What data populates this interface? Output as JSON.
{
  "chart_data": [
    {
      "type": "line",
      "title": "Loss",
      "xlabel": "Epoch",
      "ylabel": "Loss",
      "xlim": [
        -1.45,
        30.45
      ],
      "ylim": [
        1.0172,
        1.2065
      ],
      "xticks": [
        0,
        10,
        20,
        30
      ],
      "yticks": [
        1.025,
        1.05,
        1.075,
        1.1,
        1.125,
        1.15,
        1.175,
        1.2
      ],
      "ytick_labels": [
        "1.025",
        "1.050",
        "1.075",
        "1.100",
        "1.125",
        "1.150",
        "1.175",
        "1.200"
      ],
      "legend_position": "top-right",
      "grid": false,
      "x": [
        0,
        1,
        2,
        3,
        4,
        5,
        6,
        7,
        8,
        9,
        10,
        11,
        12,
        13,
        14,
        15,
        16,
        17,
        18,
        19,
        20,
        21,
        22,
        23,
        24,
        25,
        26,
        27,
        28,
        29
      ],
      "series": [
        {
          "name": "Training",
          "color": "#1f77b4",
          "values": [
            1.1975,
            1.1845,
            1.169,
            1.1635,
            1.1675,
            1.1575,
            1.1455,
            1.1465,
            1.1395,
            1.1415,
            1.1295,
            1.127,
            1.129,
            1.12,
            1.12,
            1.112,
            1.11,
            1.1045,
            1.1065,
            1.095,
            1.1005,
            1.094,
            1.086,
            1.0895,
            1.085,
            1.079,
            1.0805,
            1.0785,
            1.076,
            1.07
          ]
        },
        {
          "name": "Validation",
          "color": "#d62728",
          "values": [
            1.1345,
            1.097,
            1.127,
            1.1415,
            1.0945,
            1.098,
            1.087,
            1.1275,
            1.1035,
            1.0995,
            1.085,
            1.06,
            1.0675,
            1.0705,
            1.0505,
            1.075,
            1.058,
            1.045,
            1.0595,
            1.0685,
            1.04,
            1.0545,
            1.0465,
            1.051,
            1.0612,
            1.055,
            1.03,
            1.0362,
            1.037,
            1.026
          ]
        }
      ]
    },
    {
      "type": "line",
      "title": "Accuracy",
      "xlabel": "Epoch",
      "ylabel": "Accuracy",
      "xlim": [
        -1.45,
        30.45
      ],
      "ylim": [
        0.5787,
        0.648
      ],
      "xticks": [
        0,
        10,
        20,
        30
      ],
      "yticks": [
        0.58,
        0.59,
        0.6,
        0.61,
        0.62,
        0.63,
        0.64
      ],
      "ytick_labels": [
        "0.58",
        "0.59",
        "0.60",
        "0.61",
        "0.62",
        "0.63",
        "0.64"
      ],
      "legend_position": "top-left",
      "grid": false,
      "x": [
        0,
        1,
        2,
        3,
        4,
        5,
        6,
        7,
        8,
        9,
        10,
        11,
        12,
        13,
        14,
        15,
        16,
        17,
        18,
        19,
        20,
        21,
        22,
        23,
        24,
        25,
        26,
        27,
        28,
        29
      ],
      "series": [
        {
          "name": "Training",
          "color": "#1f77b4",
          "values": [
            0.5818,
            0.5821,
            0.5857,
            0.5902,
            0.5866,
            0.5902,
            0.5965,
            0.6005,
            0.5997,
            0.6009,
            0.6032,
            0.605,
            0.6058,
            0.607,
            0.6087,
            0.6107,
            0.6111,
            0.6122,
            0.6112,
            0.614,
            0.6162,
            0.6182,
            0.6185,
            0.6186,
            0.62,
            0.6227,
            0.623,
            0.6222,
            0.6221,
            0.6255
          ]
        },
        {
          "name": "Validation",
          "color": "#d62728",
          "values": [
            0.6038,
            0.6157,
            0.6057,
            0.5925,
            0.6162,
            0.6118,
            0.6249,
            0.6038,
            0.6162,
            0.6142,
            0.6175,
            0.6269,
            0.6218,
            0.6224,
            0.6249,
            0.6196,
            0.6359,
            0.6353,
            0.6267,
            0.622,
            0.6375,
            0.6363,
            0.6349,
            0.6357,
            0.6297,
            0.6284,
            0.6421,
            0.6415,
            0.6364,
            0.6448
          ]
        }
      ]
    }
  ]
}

⁂

Retype the listing exactly, in full.

◆ Problem solution:
What data populates this interface? Output as JSON.
{
  "chart_data": [
    {
      "type": "line",
      "title": "Loss",
      "xlabel": "Epoch",
      "ylabel": "Loss",
      "xlim": [
        -1.45,
        30.45
      ],
      "ylim": [
        1.0172,
        1.2065
      ],
      "xticks": [
        0,
        10,
        20,
        30
      ],
      "yticks": [
        1.025,
        1.05,
        1.075,
        1.1,
        1.125,
        1.15,
        1.175,
        1.2
      ],
      "ytick_labels": [
        "1.025",
        "1.050",
        "1.075",
        "1.100",
        "1.125",
        "1.150",
        "1.175",
        "1.200"
      ],
      "legend_position": "top-right",
      "grid": false,
      "x": [
        0,
        1,
        2,
        3,
        4,
        5,
        6,
        7,
        8,
        9,
        10,
        11,
        12,
        13,
        14,
        15,
        16,
        17,
        18,
        19,
        20,
        21,
        22,
        23,
        24,
        25,
        26,
        27,
        28,
        29
      ],
      "series": [
        {
          "name": "Training",
          "color": "#1f77b4",
          "values": [
            1.1975,
            1.1845,
            1.169,
            1.1635,
            1.1675,
            1.1575,
            1.1455,
            1.1465,
            1.1395,
            1.1415,
            1.1295,
            1.127,
            1.129,
            1.12,
            1.12,
            1.112,
            1.11,
            1.1045,
            1.1065,
            1.095,
            1.1005,
            1.094,
            1.086,
            1.0895,
            1.085,
            1.079,
            1.0805,
            1.0785,
            1.076,
            1.07
          ]
        },
        {
          "name": "Validation",
          "color": "#d62728",
          "values": [
            1.1345,
            1.097,
            1.127,
            1.1415,
            1.0945,
            1.098,
            1.087,
            1.1275,
            1.1035,
            1.0995,
            1.085,
            1.06,
            1.0675,
            1.0705,
            1.0505,
            1.075,
            1.058,
            1.045,
            1.0595,
            1.0685,
            1.04,
            1.0545,
            1.0465,
            1.051,
            1.0612,
            1.055,
            1.03,
            1.0362,
            1.037,
            1.026
          ]
        }
      ]
    },
    {
      "type": "line",
      "title": "Accuracy",
      "xlabel": "Epoch",
      "ylabel": "Accuracy",
      "xlim": [
        -1.45,
        30.45
      ],
      "ylim": [
        0.5787,
        0.648
      ],
      "xticks": [
        0,
        10,
        20,
        30
      ],
      "yticks": [
        0.58,
        0.59,
        0.6,
        0.61,
        0.62,
        0.63,
        0.64
      ],
      "ytick_labels": [
        "0.58",
        "0.59",
        "0.60",
        "0.61",
        "0.62",
        "0.63",
        "0.64"
      ],
      "legend_position": "top-left",
      "grid": false,
      "x": [
        0,
        1,
        2,
        3,
        4,
        5,
        6,
        7,
        8,
        9,
        10,
        11,
        12,
        13,
        14,
        15,
        16,
        17,
        18,
        19,
        20,
        21,
        22,
        23,
        24,
        25,
        26,
        27,
        28,
        29
      ],
      "series": [
        {
          "name": "Training",
          "color": "#1f77b4",
          "values": [
            0.5818,
            0.5821,
            0.5857,
            0.5902,
            0.5866,
            0.5902,
            0.5965,
            0.6005,
            0.5997,
            0.6009,
            0.6032,
            0.605,
            0.6058,
            0.607,
            0.6087,
            0.6107,
            0.6111,
            0.6122,
            0.6112,
            0.614,
            0.6162,
            0.6182,
            0.6185,
            0.6186,
            0.62,
            0.6227,
            0.623,
            0.6222,
            0.6221,
            0.6255
          ]
        },
        {
          "name": "Validation",
          "color": "#d62728",
          "values": [
            0.6038,
            0.6157,
            0.6057,
            0.5925,
            0.6162,
            0.6118,
            0.6249,
            0.6038,
            0.6162,
            0.6142,
            0.6175,
            0.6269,
            0.6218,
            0.6224,
            0.6249,
            0.6196,
            0.6359,
            0.6353,
            0.6267,
            0.622,
            0.6375,
            0.6363,
            0.6349,
            0.6357,
            0.6297,
            0.6284,
            0.6421,
            0.6415,
            0.6364,
            0.6448
          ]
        }
      ]
    }
  ]
}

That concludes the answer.